WHAT IS ASKED: Images must not appear in your copy; reproduce every other part of the records exactly.

SUPPLIED DATA:

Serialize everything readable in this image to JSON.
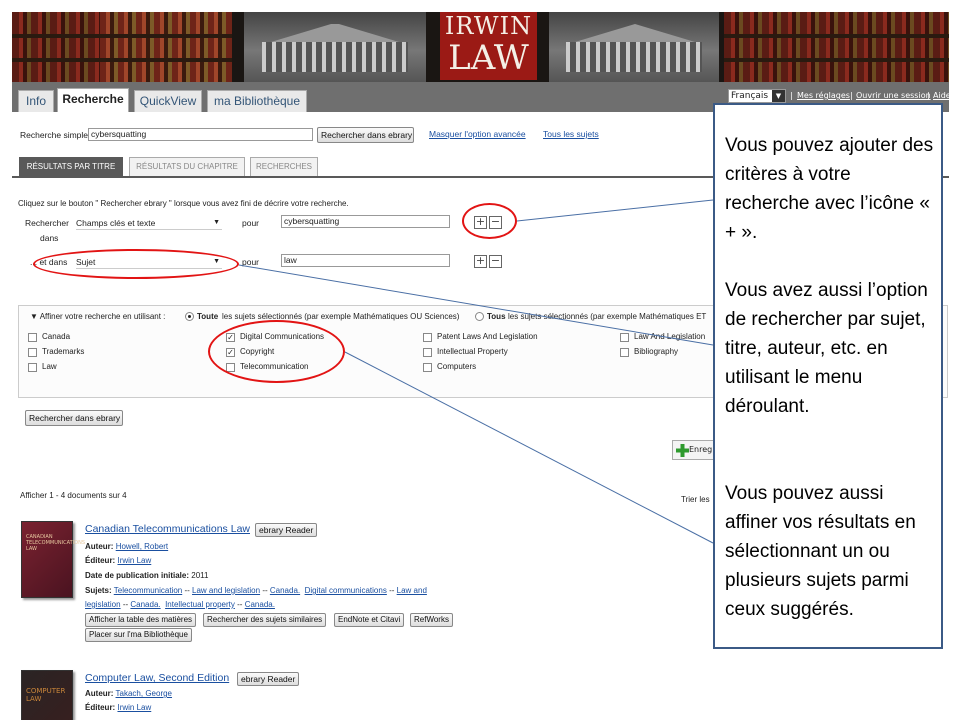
{
  "banner": {
    "logo_line1": "IRWIN",
    "logo_line2": "LAW"
  },
  "nav": {
    "tabs": [
      {
        "label": "Info",
        "active": false
      },
      {
        "label": "Recherche",
        "active": true
      },
      {
        "label": "QuickView",
        "active": false
      },
      {
        "label": "ma Bibliothèque",
        "active": false
      }
    ],
    "language": "Français",
    "links": [
      "Mes réglages",
      "Ouvrir une session",
      "Aide"
    ]
  },
  "search": {
    "simple_label": "Recherche simple:",
    "simple_value": "cybersquatting",
    "search_button": "Rechercher dans ebrary",
    "link_hide_advanced": "Masquer l'option avancée",
    "link_all_subjects": "Tous les sujets"
  },
  "subtabs": [
    "Résultats par titre",
    "Résultats du chapitre",
    "Recherches"
  ],
  "advanced": {
    "instruction": "Cliquez sur le bouton \" Rechercher ebrary \" lorsque vous avez fini de décrire votre recherche.",
    "row1": {
      "label": "Rechercher",
      "label2": "dans",
      "field": "Champs clés et texte",
      "pour": "pour",
      "value": "cybersquatting"
    },
    "row2": {
      "label": "... et dans",
      "field": "Sujet",
      "pour": "pour",
      "value": "law"
    }
  },
  "refine": {
    "prefix": "▼ Affiner votre recherche en utilisant :",
    "opt_toute_bold": "Toute",
    "opt_toute_rest": "les sujets sélectionnés (par exemple Mathématiques OU Sciences)",
    "opt_tous_bold": "Tous",
    "opt_tous_rest": "les sujets sélectionnés (par exemple Mathématiques ET",
    "columns": [
      [
        {
          "label": "Canada",
          "checked": false
        },
        {
          "label": "Trademarks",
          "checked": false
        },
        {
          "label": "Law",
          "checked": false
        }
      ],
      [
        {
          "label": "Digital Communications",
          "checked": true
        },
        {
          "label": "Copyright",
          "checked": true
        },
        {
          "label": "Telecommunication",
          "checked": false
        }
      ],
      [
        {
          "label": "Patent Laws And Legislation",
          "checked": false
        },
        {
          "label": "Intellectual Property",
          "checked": false
        },
        {
          "label": "Computers",
          "checked": false
        }
      ],
      [
        {
          "label": "Law And Legislation",
          "checked": false
        },
        {
          "label": "Bibliography",
          "checked": false
        }
      ]
    ],
    "search_button": "Rechercher dans ebrary"
  },
  "results": {
    "save_button": "Enreg",
    "count": "Afficher 1 - 4 documents sur 4",
    "sort_label": "Trier les",
    "items": [
      {
        "title": "Canadian Telecommunications Law",
        "reader": "ebrary Reader",
        "author_label": "Auteur:",
        "author": "Howell, Robert",
        "publisher_label": "Éditeur:",
        "publisher": "Irwin Law",
        "date_label": "Date de publication initiale:",
        "date": "2011",
        "subjects_label": "Sujets:",
        "subjects_line1": [
          "Telecommunication",
          "--",
          "Law and legislation",
          "--",
          "Canada.",
          "Digital communications",
          "--",
          "Law and"
        ],
        "subjects_line2": [
          "legislation",
          "--",
          "Canada.",
          "Intellectual property",
          "--",
          "Canada."
        ],
        "buttons": [
          "Afficher la table des matières",
          "Rechercher des sujets similaires",
          "EndNote et Citavi",
          "RefWorks"
        ],
        "button2": "Placer sur l'ma Bibliothèque",
        "cover_text": "CANADIAN TELECOMMUNICATIONS LAW"
      },
      {
        "title": "Computer Law, Second Edition",
        "reader": "ebrary Reader",
        "author_label": "Auteur:",
        "author": "Takach, George",
        "publisher_label": "Éditeur:",
        "publisher": "Irwin Law",
        "cover_text": "COMPUTER LAW"
      }
    ]
  },
  "callout": {
    "p1": "Vous pouvez ajouter des critères à votre recherche avec l’icône « + ».",
    "p2": "Vous avez aussi l’option de rechercher par sujet, titre, auteur, etc. en utilisant le menu déroulant.",
    "p3": "Vous pouvez aussi affiner vos résultats en sélectionnant un ou plusieurs sujets parmi ceux suggérés."
  },
  "colors": {
    "annotation_red": "#e21414",
    "callout_border": "#3b5a86",
    "link_blue": "#1a4fa0",
    "logo_red": "#9b1a15"
  }
}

WRITTEN RESPONSE:
Serialize everything readable in this image to JSON.
{
  "banner": {
    "logo_line1": "IRWIN",
    "logo_line2": "LAW"
  },
  "nav": {
    "tabs": [
      {
        "label": "Info",
        "active": false
      },
      {
        "label": "Recherche",
        "active": true
      },
      {
        "label": "QuickView",
        "active": false
      },
      {
        "label": "ma Bibliothèque",
        "active": false
      }
    ],
    "language": "Français",
    "links": [
      "Mes réglages",
      "Ouvrir une session",
      "Aide"
    ]
  },
  "search": {
    "simple_label": "Recherche simple:",
    "simple_value": "cybersquatting",
    "search_button": "Rechercher dans ebrary",
    "link_hide_advanced": "Masquer l'option avancée",
    "link_all_subjects": "Tous les sujets"
  },
  "subtabs": [
    "Résultats par titre",
    "Résultats du chapitre",
    "Recherches"
  ],
  "advanced": {
    "instruction": "Cliquez sur le bouton \" Rechercher ebrary \" lorsque vous avez fini de décrire votre recherche.",
    "row1": {
      "label": "Rechercher",
      "label2": "dans",
      "field": "Champs clés et texte",
      "pour": "pour",
      "value": "cybersquatting"
    },
    "row2": {
      "label": "... et dans",
      "field": "Sujet",
      "pour": "pour",
      "value": "law"
    }
  },
  "refine": {
    "prefix": "▼ Affiner votre recherche en utilisant :",
    "opt_toute_bold": "Toute",
    "opt_toute_rest": "les sujets sélectionnés (par exemple Mathématiques OU Sciences)",
    "opt_tous_bold": "Tous",
    "opt_tous_rest": "les sujets sélectionnés (par exemple Mathématiques ET",
    "columns": [
      [
        {
          "label": "Canada",
          "checked": false
        },
        {
          "label": "Trademarks",
          "checked": false
        },
        {
          "label": "Law",
          "checked": false
        }
      ],
      [
        {
          "label": "Digital Communications",
          "checked": true
        },
        {
          "label": "Copyright",
          "checked": true
        },
        {
          "label": "Telecommunication",
          "checked": false
        }
      ],
      [
        {
          "label": "Patent Laws And Legislation",
          "checked": false
        },
        {
          "label": "Intellectual Property",
          "checked": false
        },
        {
          "label": "Computers",
          "checked": false
        }
      ],
      [
        {
          "label": "Law And Legislation",
          "checked": false
        },
        {
          "label": "Bibliography",
          "checked": false
        }
      ]
    ],
    "search_button": "Rechercher dans ebrary"
  },
  "results": {
    "save_button": "Enreg",
    "count": "Afficher 1 - 4 documents sur 4",
    "sort_label": "Trier les",
    "items": [
      {
        "title": "Canadian Telecommunications Law",
        "reader": "ebrary Reader",
        "author_label": "Auteur:",
        "author": "Howell, Robert",
        "publisher_label": "Éditeur:",
        "publisher": "Irwin Law",
        "date_label": "Date de publication initiale:",
        "date": "2011",
        "subjects_label": "Sujets:",
        "subjects_line1": [
          "Telecommunication",
          "--",
          "Law and legislation",
          "--",
          "Canada.",
          "Digital communications",
          "--",
          "Law and"
        ],
        "subjects_line2": [
          "legislation",
          "--",
          "Canada.",
          "Intellectual property",
          "--",
          "Canada."
        ],
        "buttons": [
          "Afficher la table des matières",
          "Rechercher des sujets similaires",
          "EndNote et Citavi",
          "RefWorks"
        ],
        "button2": "Placer sur l'ma Bibliothèque",
        "cover_text": "CANADIAN TELECOMMUNICATIONS LAW"
      },
      {
        "title": "Computer Law, Second Edition",
        "reader": "ebrary Reader",
        "author_label": "Auteur:",
        "author": "Takach, George",
        "publisher_label": "Éditeur:",
        "publisher": "Irwin Law",
        "cover_text": "COMPUTER LAW"
      }
    ]
  },
  "callout": {
    "p1": "Vous pouvez ajouter des critères à votre recherche avec l’icône « + ».",
    "p2": "Vous avez aussi l’option de rechercher par sujet, titre, auteur, etc. en utilisant le menu déroulant.",
    "p3": "Vous pouvez aussi affiner vos résultats en sélectionnant un ou plusieurs sujets parmi ceux suggérés."
  },
  "colors": {
    "annotation_red": "#e21414",
    "callout_border": "#3b5a86",
    "link_blue": "#1a4fa0",
    "logo_red": "#9b1a15"
  }
}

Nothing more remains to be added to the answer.